Dataset records
— START —
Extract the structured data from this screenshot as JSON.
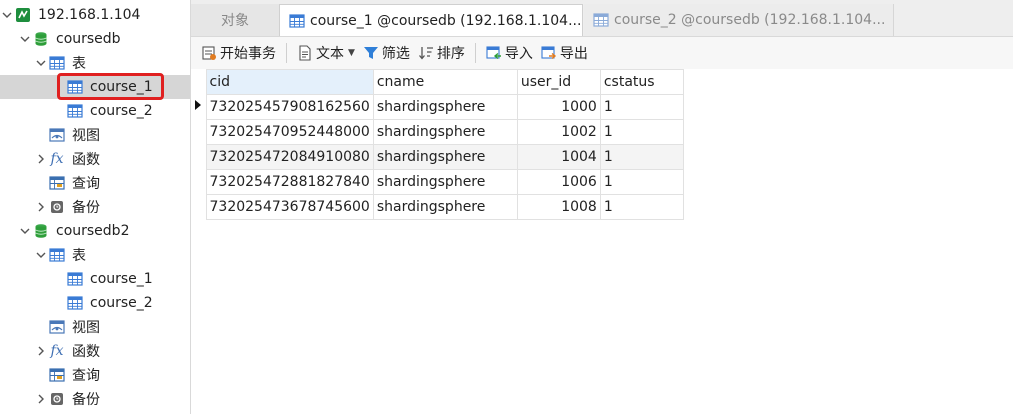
{
  "sidebar": {
    "connection": "192.168.1.104",
    "db1": {
      "name": "coursedb",
      "tables_label": "表",
      "tables": [
        "course_1",
        "course_2"
      ],
      "views": "视图",
      "functions": "函数",
      "queries": "查询",
      "backups": "备份"
    },
    "db2": {
      "name": "coursedb2",
      "tables_label": "表",
      "tables": [
        "course_1",
        "course_2"
      ],
      "views": "视图",
      "functions": "函数",
      "queries": "查询",
      "backups": "备份"
    },
    "selected": "course_1"
  },
  "tabs": {
    "objects": "对象",
    "active": "course_1 @coursedb (192.168.1.104...",
    "inactive": "course_2 @coursedb (192.168.1.104..."
  },
  "toolbar": {
    "begin_transaction": "开始事务",
    "text": "文本",
    "filter": "筛选",
    "sort": "排序",
    "import": "导入",
    "export": "导出"
  },
  "grid": {
    "columns": [
      "cid",
      "cname",
      "user_id",
      "cstatus"
    ],
    "rows": [
      [
        "732025457908162560",
        "shardingsphere",
        "1000",
        "1"
      ],
      [
        "732025470952448000",
        "shardingsphere",
        "1002",
        "1"
      ],
      [
        "732025472084910080",
        "shardingsphere",
        "1004",
        "1"
      ],
      [
        "732025472881827840",
        "shardingsphere",
        "1006",
        "1"
      ],
      [
        "732025473678745600",
        "shardingsphere",
        "1008",
        "1"
      ]
    ]
  },
  "colors": {
    "selection": "#d6d6d6",
    "highlight_border": "#e02020",
    "db_icon": "#2e9e3a",
    "table_icon": "#3a7bd5"
  },
  "icons": {
    "connection": "mysql-connection-icon",
    "database": "database-icon",
    "table": "table-icon",
    "view": "view-icon",
    "function": "function-icon",
    "query": "query-icon",
    "backup": "backup-icon"
  }
}
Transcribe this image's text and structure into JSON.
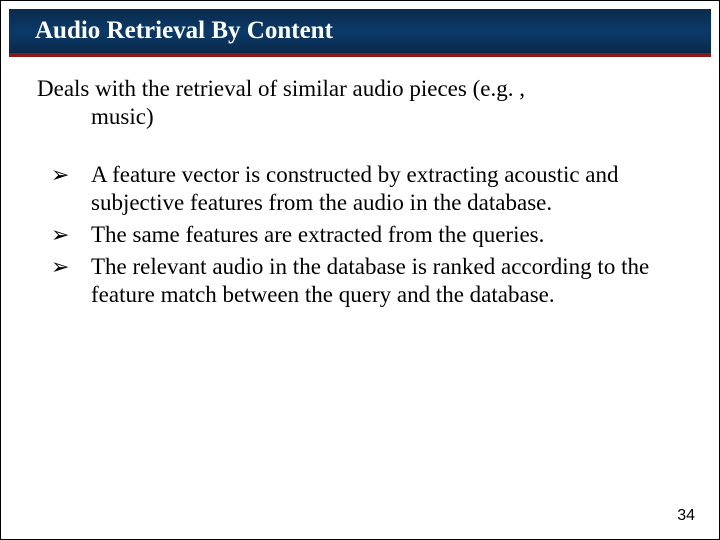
{
  "header": {
    "title": "Audio Retrieval By Content"
  },
  "intro": {
    "line1": "Deals with the retrieval of similar audio pieces (e.g. ,",
    "line2": "music)"
  },
  "bullets": [
    "A feature vector is constructed by extracting acoustic and subjective features from the audio in the database.",
    "The same features are extracted from the queries.",
    "The relevant audio in the database is ranked according to the feature match between the query and the database."
  ],
  "bullet_marker": "➢",
  "page_number": "34"
}
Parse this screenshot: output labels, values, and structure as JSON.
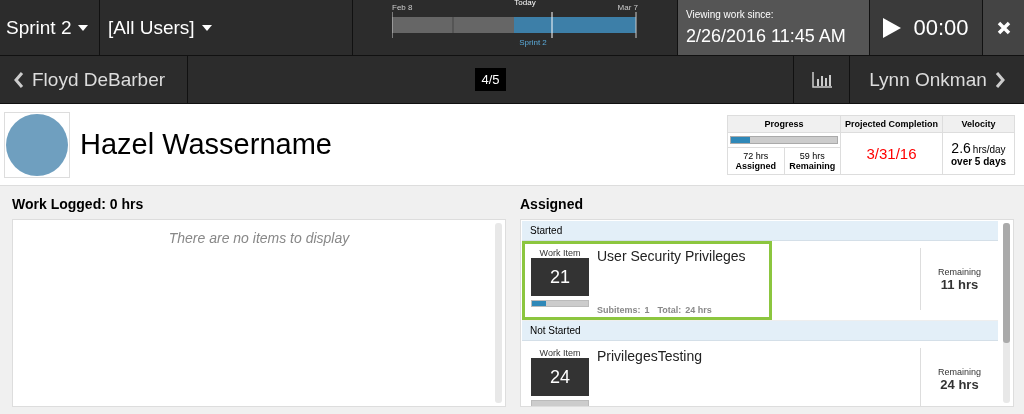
{
  "top_bar": {
    "sprint_menu": "Sprint 2",
    "user_menu": "[All Users]",
    "timeline": {
      "start": "Feb 8",
      "today": "Today",
      "end": "Mar 7",
      "sprint": "Sprint 2"
    },
    "viewing_label": "Viewing work since:",
    "viewing_date": "2/26/2016 11:45 AM",
    "timer": "00:00"
  },
  "nav_bar": {
    "previous": "Floyd DeBarber",
    "counter": "4/5",
    "next": "Lynn Onkman"
  },
  "profile": {
    "name": "Hazel Wassername"
  },
  "stats": {
    "progress_header": "Progress",
    "progress": {
      "level": 0.18
    },
    "assigned_value": "72 hrs",
    "assigned_label": "Assigned",
    "remaining_value": "59 hrs",
    "remaining_label": "Remaining",
    "completion_header": "Projected Completion",
    "completion_date": "3/31/16",
    "velocity_header": "Velocity",
    "velocity_value": "2.6",
    "velocity_unit": "hrs/day",
    "velocity_period": "over 5 days"
  },
  "work_logged": {
    "title": "Work Logged: 0 hrs",
    "empty_message": "There are no items to display"
  },
  "assigned": {
    "title": "Assigned",
    "groups": [
      {
        "label": "Started",
        "items": [
          {
            "type_label": "Work Item",
            "number": "21",
            "title": "User Security Privileges",
            "level": 0.25,
            "subitems_label": "Subitems:",
            "subitems": "1",
            "total_label": "Total:",
            "total": "24 hrs",
            "remaining_label": "Remaining",
            "remaining": "11 hrs",
            "selected": true
          }
        ]
      },
      {
        "label": "Not Started",
        "items": [
          {
            "type_label": "Work Item",
            "number": "24",
            "title": "PrivilegesTesting",
            "remaining_label": "Remaining",
            "remaining": "24 hrs",
            "selected": false
          }
        ]
      }
    ]
  }
}
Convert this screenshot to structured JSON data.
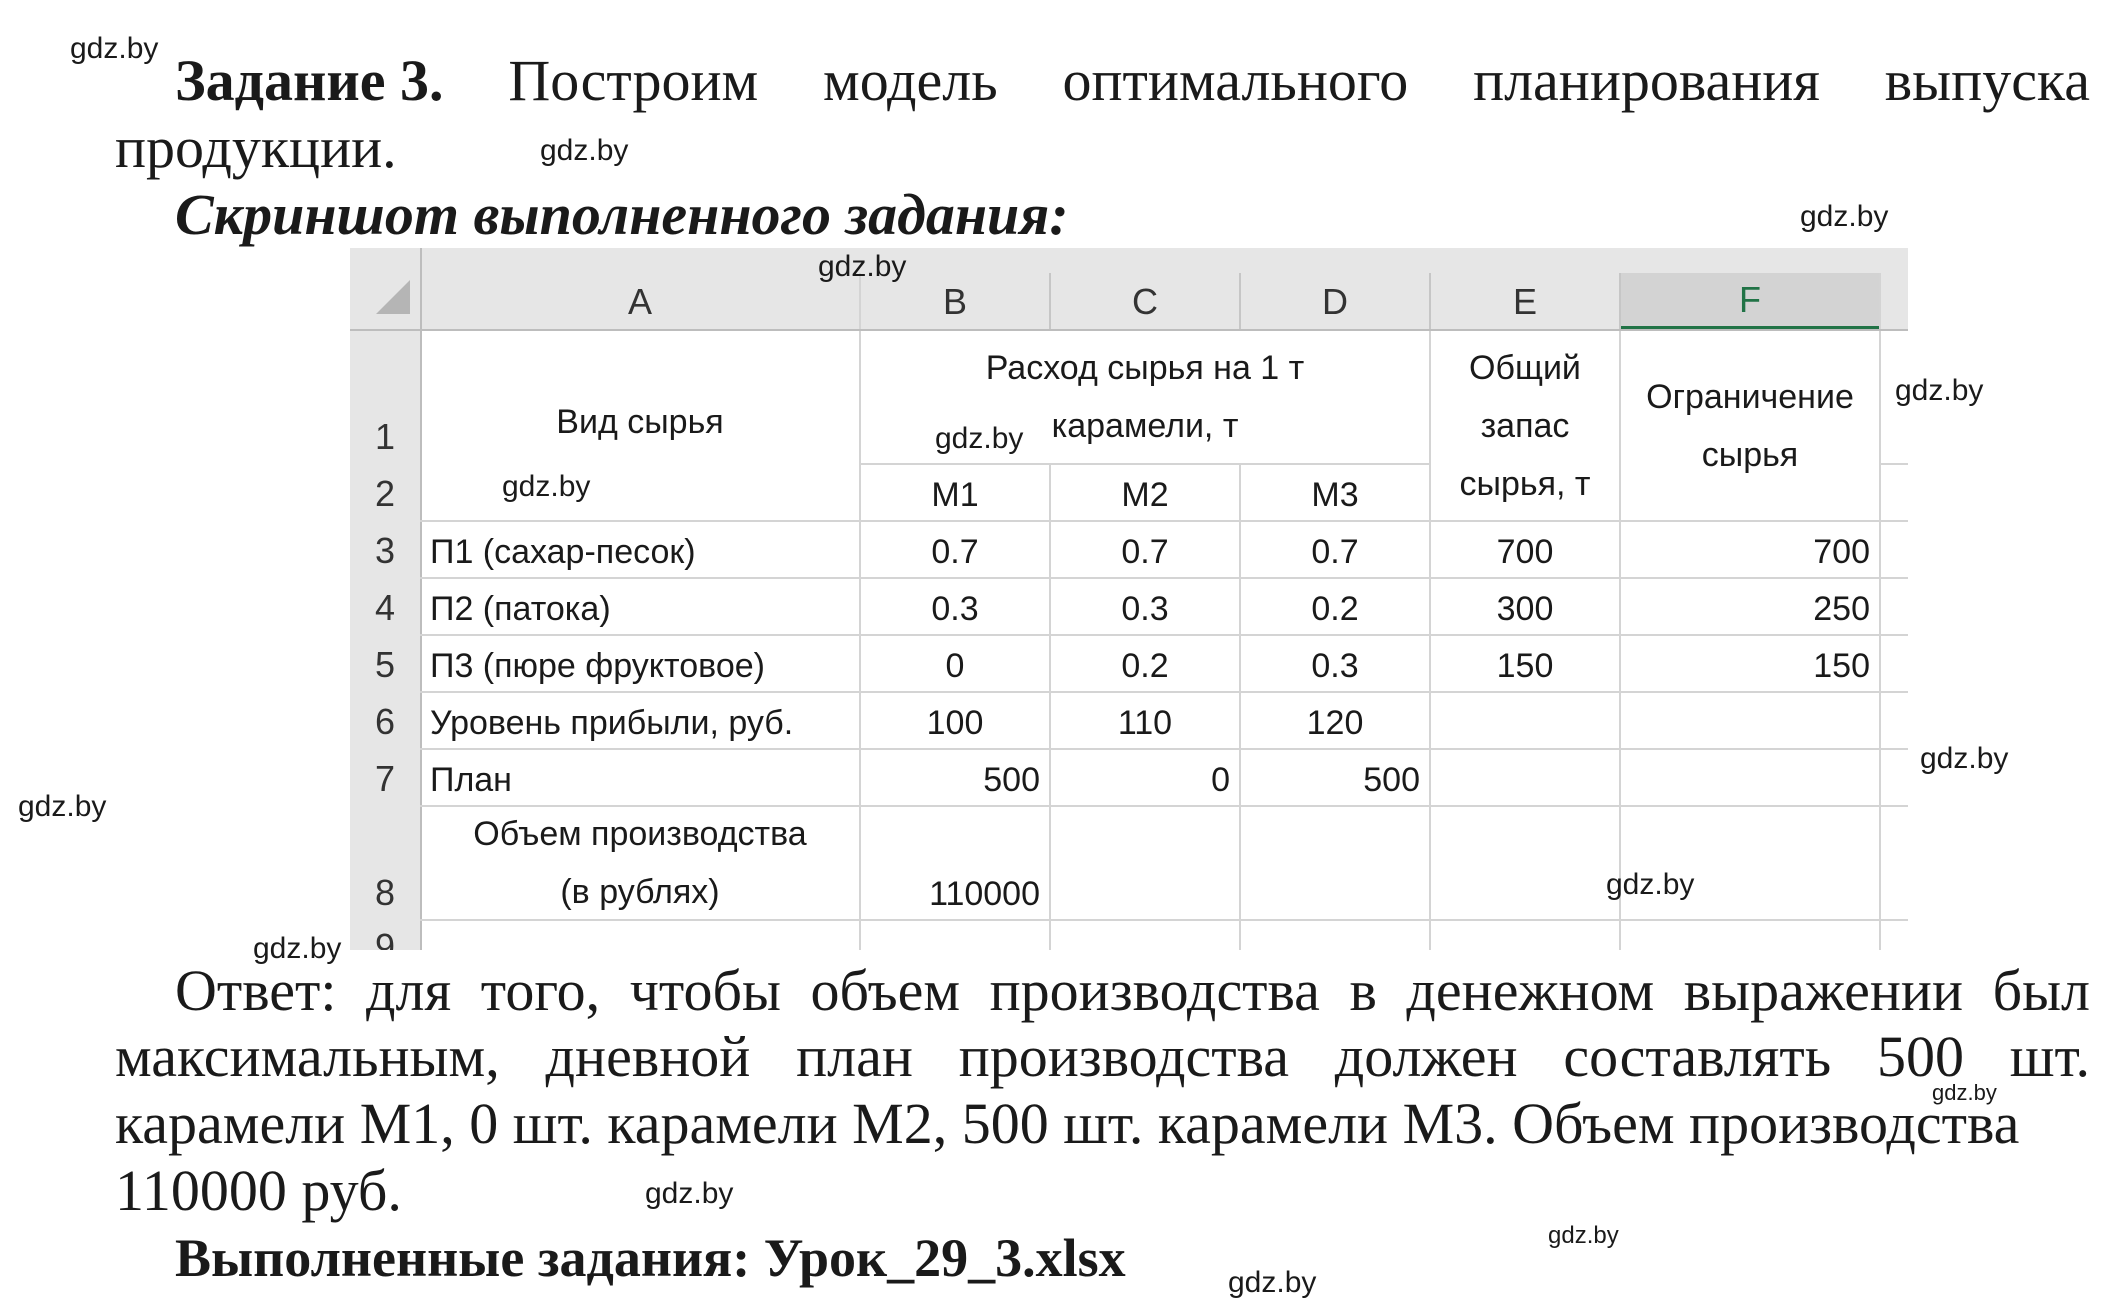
{
  "watermark": "gdz.by",
  "task": {
    "label": "Задание 3.",
    "words": [
      "Построим",
      "модель",
      "оптимального",
      "планирования",
      "выпуска"
    ],
    "line2": "продукции."
  },
  "screenshot_caption": "Скриншот выполненного задания:",
  "sheet": {
    "corner": "",
    "columns": [
      "A",
      "B",
      "C",
      "D",
      "E",
      "F"
    ],
    "rows": [
      "1",
      "2",
      "3",
      "4",
      "5",
      "6",
      "7",
      "8",
      "9"
    ],
    "header": {
      "vid_line1": "Вид сырья",
      "rashod_line1": "Расход сырья на 1 т",
      "rashod_line2": "карамели, т",
      "obshiy_line1": "Общий",
      "obshiy_line2": "запас",
      "obshiy_line3": "сырья, т",
      "ogr_line1": "Ограничение",
      "ogr_line2": "сырья",
      "m1": "М1",
      "m2": "М2",
      "m3": "М3"
    },
    "data_rows": [
      {
        "a": "П1 (сахар-песок)",
        "b": "0.7",
        "c": "0.7",
        "d": "0.7",
        "e": "700",
        "f": "700"
      },
      {
        "a": "П2 (патока)",
        "b": "0.3",
        "c": "0.3",
        "d": "0.2",
        "e": "300",
        "f": "250"
      },
      {
        "a": "П3 (пюре фруктовое)",
        "b": "0",
        "c": "0.2",
        "d": "0.3",
        "e": "150",
        "f": "150"
      },
      {
        "a": "Уровень прибыли, руб.",
        "b": "100",
        "c": "110",
        "d": "120",
        "e": "",
        "f": ""
      },
      {
        "a": "План",
        "b": "500",
        "c": "0",
        "d": "500",
        "e": "",
        "f": ""
      }
    ],
    "row8": {
      "a_line1": "Объем производства",
      "a_line2": "(в рублях)",
      "b": "110000"
    }
  },
  "answer": {
    "line1_words": [
      "Ответ:",
      "для",
      "того,",
      "чтобы",
      "объем",
      "производства",
      "в",
      "денежном",
      "выражении",
      "был"
    ],
    "line2_words": [
      "максимальным,",
      "дневной",
      "план",
      "производства",
      "должен",
      "составлять",
      "500",
      "шт."
    ],
    "line3": "карамели М1, 0 шт. карамели М2, 500 шт. карамели М3. Объем производства",
    "line4": "110000 руб."
  },
  "files": "Выполненные задания: Урок_29_3.xlsx"
}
— END —
**GOAL**
Transcribe the whole listing exactly. Pictures are excluded.

**ANSWER BELOW**
Extract the structured data from this screenshot as JSON.
{
  "sidebar": {
    "connection": "192.168.1.104",
    "db1": {
      "name": "coursedb",
      "tables_label": "表",
      "tables": [
        "course_1",
        "course_2"
      ],
      "views": "视图",
      "functions": "函数",
      "queries": "查询",
      "backups": "备份"
    },
    "db2": {
      "name": "coursedb2",
      "tables_label": "表",
      "tables": [
        "course_1",
        "course_2"
      ],
      "views": "视图",
      "functions": "函数",
      "queries": "查询",
      "backups": "备份"
    },
    "selected": "course_1"
  },
  "tabs": {
    "objects": "对象",
    "active": "course_1 @coursedb (192.168.1.104...",
    "inactive": "course_2 @coursedb (192.168.1.104..."
  },
  "toolbar": {
    "begin_transaction": "开始事务",
    "text": "文本",
    "filter": "筛选",
    "sort": "排序",
    "import": "导入",
    "export": "导出"
  },
  "grid": {
    "columns": [
      "cid",
      "cname",
      "user_id",
      "cstatus"
    ],
    "rows": [
      [
        "732025457908162560",
        "shardingsphere",
        "1000",
        "1"
      ],
      [
        "732025470952448000",
        "shardingsphere",
        "1002",
        "1"
      ],
      [
        "732025472084910080",
        "shardingsphere",
        "1004",
        "1"
      ],
      [
        "732025472881827840",
        "shardingsphere",
        "1006",
        "1"
      ],
      [
        "732025473678745600",
        "shardingsphere",
        "1008",
        "1"
      ]
    ]
  },
  "colors": {
    "selection": "#d6d6d6",
    "highlight_border": "#e02020",
    "db_icon": "#2e9e3a",
    "table_icon": "#3a7bd5"
  },
  "icons": {
    "connection": "mysql-connection-icon",
    "database": "database-icon",
    "table": "table-icon",
    "view": "view-icon",
    "function": "function-icon",
    "query": "query-icon",
    "backup": "backup-icon"
  }
}
Transcribe this image's text and structure into JSON.
{
  "header": {
    "title": "Audio Retrieval By Content"
  },
  "intro": {
    "line1": "Deals with the retrieval of similar audio pieces (e.g. ,",
    "line2": "music)"
  },
  "bullets": [
    "A feature vector is constructed by extracting acoustic and subjective features from the audio in the database.",
    "The same features are extracted from the queries.",
    "The relevant audio in the database is ranked according to the feature match between the query and the database."
  ],
  "bullet_marker": "➢",
  "page_number": "34"
}
Parse this screenshot: output labels, values, and structure as JSON.
{
  "top_bar": {
    "sprint_menu": "Sprint 2",
    "user_menu": "[All Users]",
    "timeline": {
      "start": "Feb 8",
      "today": "Today",
      "end": "Mar 7",
      "sprint": "Sprint 2"
    },
    "viewing_label": "Viewing work since:",
    "viewing_date": "2/26/2016 11:45 AM",
    "timer": "00:00"
  },
  "nav_bar": {
    "previous": "Floyd DeBarber",
    "counter": "4/5",
    "next": "Lynn Onkman"
  },
  "profile": {
    "name": "Hazel Wassername"
  },
  "stats": {
    "progress_header": "Progress",
    "progress": {
      "level": 0.18
    },
    "assigned_value": "72 hrs",
    "assigned_label": "Assigned",
    "remaining_value": "59 hrs",
    "remaining_label": "Remaining",
    "completion_header": "Projected Completion",
    "completion_date": "3/31/16",
    "velocity_header": "Velocity",
    "velocity_value": "2.6",
    "velocity_unit": "hrs/day",
    "velocity_period": "over 5 days"
  },
  "work_logged": {
    "title": "Work Logged: 0 hrs",
    "empty_message": "There are no items to display"
  },
  "assigned": {
    "title": "Assigned",
    "groups": [
      {
        "label": "Started",
        "items": [
          {
            "type_label": "Work Item",
            "number": "21",
            "title": "User Security Privileges",
            "level": 0.25,
            "subitems_label": "Subitems:",
            "subitems": "1",
            "total_label": "Total:",
            "total": "24 hrs",
            "remaining_label": "Remaining",
            "remaining": "11 hrs",
            "selected": true
          }
        ]
      },
      {
        "label": "Not Started",
        "items": [
          {
            "type_label": "Work Item",
            "number": "24",
            "title": "PrivilegesTesting",
            "remaining_label": "Remaining",
            "remaining": "24 hrs",
            "selected": false
          }
        ]
      }
    ]
  }
}
Convert this screenshot to structured JSON data.
{
  "watermark": "gdz.by",
  "task": {
    "label": "Задание 3.",
    "words": [
      "Построим",
      "модель",
      "оптимального",
      "планирования",
      "выпуска"
    ],
    "line2": "продукции."
  },
  "screenshot_caption": "Скриншот выполненного задания:",
  "sheet": {
    "corner": "",
    "columns": [
      "A",
      "B",
      "C",
      "D",
      "E",
      "F"
    ],
    "rows": [
      "1",
      "2",
      "3",
      "4",
      "5",
      "6",
      "7",
      "8",
      "9"
    ],
    "header": {
      "vid_line1": "Вид сырья",
      "rashod_line1": "Расход сырья на 1 т",
      "rashod_line2": "карамели, т",
      "obshiy_line1": "Общий",
      "obshiy_line2": "запас",
      "obshiy_line3": "сырья, т",
      "ogr_line1": "Ограничение",
      "ogr_line2": "сырья",
      "m1": "М1",
      "m2": "М2",
      "m3": "М3"
    },
    "data_rows": [
      {
        "a": "П1 (сахар-песок)",
        "b": "0.7",
        "c": "0.7",
        "d": "0.7",
        "e": "700",
        "f": "700"
      },
      {
        "a": "П2 (патока)",
        "b": "0.3",
        "c": "0.3",
        "d": "0.2",
        "e": "300",
        "f": "250"
      },
      {
        "a": "П3 (пюре фруктовое)",
        "b": "0",
        "c": "0.2",
        "d": "0.3",
        "e": "150",
        "f": "150"
      },
      {
        "a": "Уровень прибыли, руб.",
        "b": "100",
        "c": "110",
        "d": "120",
        "e": "",
        "f": ""
      },
      {
        "a": "План",
        "b": "500",
        "c": "0",
        "d": "500",
        "e": "",
        "f": ""
      }
    ],
    "row8": {
      "a_line1": "Объем производства",
      "a_line2": "(в рублях)",
      "b": "110000"
    }
  },
  "answer": {
    "line1_words": [
      "Ответ:",
      "для",
      "того,",
      "чтобы",
      "объем",
      "производства",
      "в",
      "денежном",
      "выражении",
      "был"
    ],
    "line2_words": [
      "максимальным,",
      "дневной",
      "план",
      "производства",
      "должен",
      "составлять",
      "500",
      "шт."
    ],
    "line3": "карамели М1, 0 шт. карамели М2, 500 шт. карамели М3. Объем производства",
    "line4": "110000 руб."
  },
  "files": "Выполненные задания: Урок_29_3.xlsx"
}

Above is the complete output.